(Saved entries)
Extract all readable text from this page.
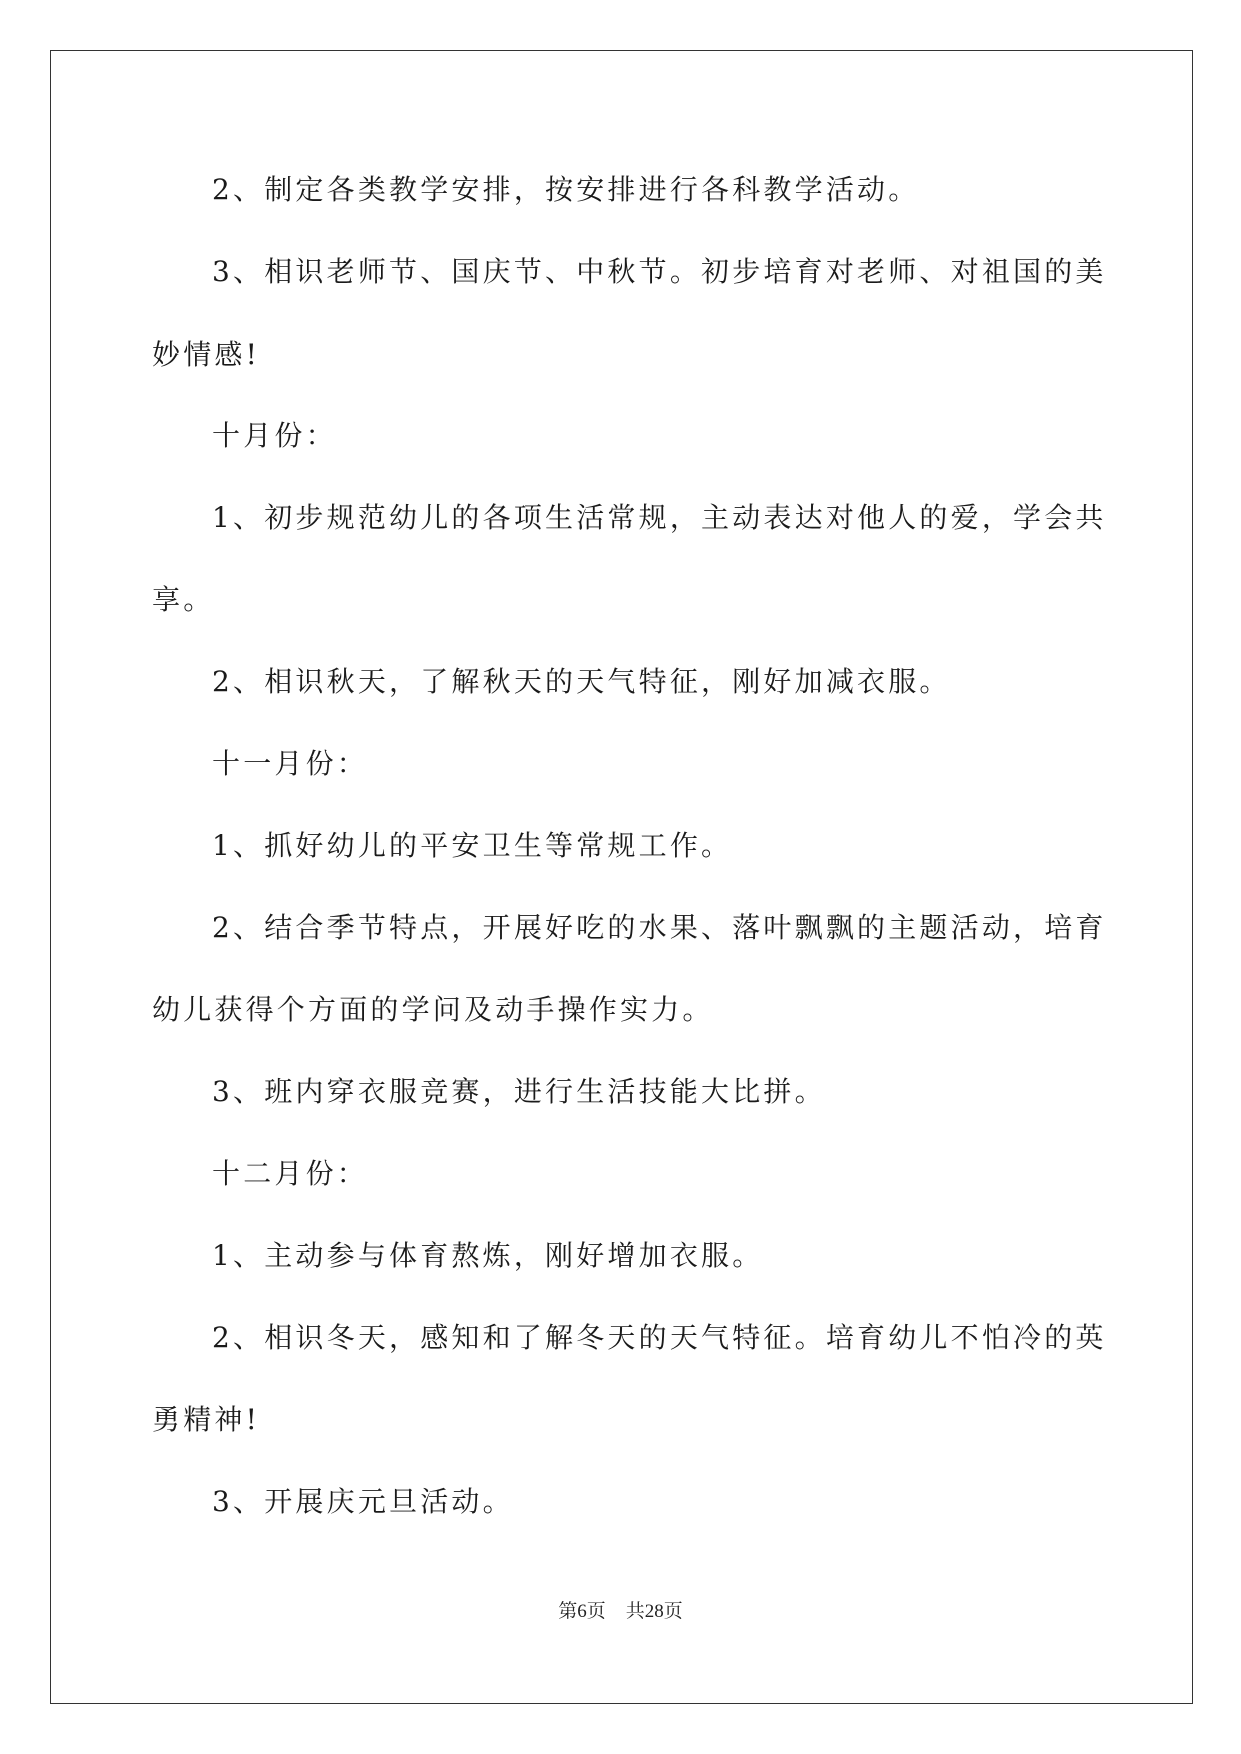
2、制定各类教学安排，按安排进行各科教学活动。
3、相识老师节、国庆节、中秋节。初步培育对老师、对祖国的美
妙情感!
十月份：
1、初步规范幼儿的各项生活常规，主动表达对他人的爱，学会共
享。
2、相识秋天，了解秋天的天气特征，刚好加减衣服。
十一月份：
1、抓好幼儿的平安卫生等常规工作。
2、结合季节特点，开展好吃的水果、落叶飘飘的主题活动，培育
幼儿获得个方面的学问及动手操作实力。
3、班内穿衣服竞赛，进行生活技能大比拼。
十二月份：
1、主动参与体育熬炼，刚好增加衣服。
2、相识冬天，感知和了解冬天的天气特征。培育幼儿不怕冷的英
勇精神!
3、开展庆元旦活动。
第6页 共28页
* * *
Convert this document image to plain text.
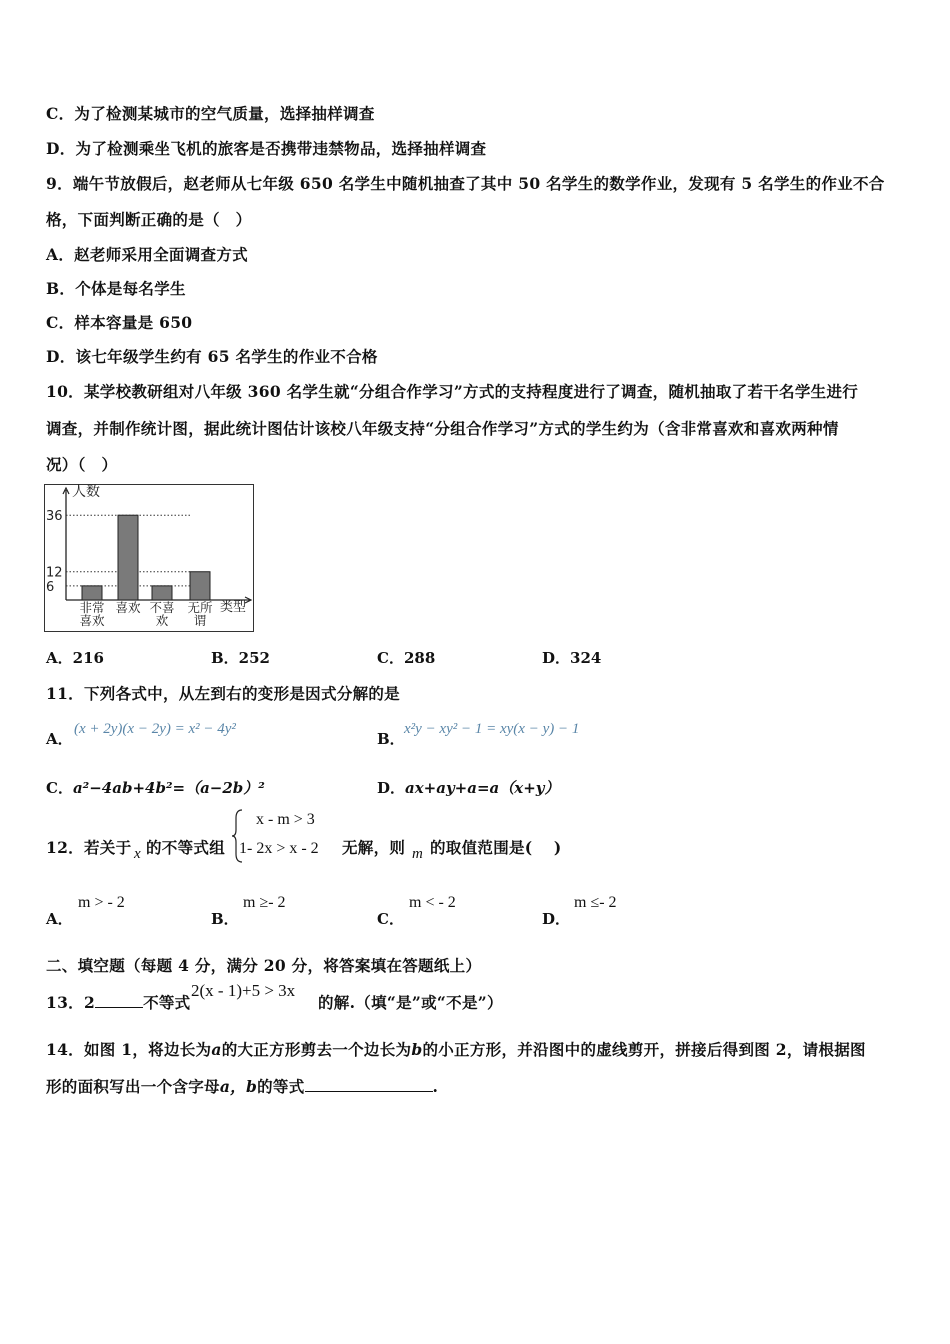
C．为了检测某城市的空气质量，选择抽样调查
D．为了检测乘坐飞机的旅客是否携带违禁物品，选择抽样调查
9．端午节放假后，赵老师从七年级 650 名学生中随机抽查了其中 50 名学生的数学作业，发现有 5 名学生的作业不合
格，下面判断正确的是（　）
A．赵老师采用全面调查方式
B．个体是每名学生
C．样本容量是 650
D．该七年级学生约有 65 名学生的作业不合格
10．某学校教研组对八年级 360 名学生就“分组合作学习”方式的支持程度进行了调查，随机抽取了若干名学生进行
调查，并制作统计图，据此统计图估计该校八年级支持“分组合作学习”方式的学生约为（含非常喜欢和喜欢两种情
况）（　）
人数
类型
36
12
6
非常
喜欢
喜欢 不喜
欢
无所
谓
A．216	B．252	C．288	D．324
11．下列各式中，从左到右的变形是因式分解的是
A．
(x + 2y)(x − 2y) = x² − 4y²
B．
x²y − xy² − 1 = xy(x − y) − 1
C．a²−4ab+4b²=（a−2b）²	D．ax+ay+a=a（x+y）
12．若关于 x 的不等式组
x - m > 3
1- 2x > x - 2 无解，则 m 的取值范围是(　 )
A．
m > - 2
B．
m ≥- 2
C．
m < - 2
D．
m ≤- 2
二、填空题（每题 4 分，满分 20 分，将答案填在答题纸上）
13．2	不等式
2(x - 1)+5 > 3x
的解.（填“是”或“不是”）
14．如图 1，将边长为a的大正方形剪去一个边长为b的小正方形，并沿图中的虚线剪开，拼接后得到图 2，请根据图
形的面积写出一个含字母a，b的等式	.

▶ **REQUIREMENT**
Search the entries for the word "text" and copy every line that has it.

▶ **OUTPUT**
Extract all readable text from this page.
Convert this document image to plain text.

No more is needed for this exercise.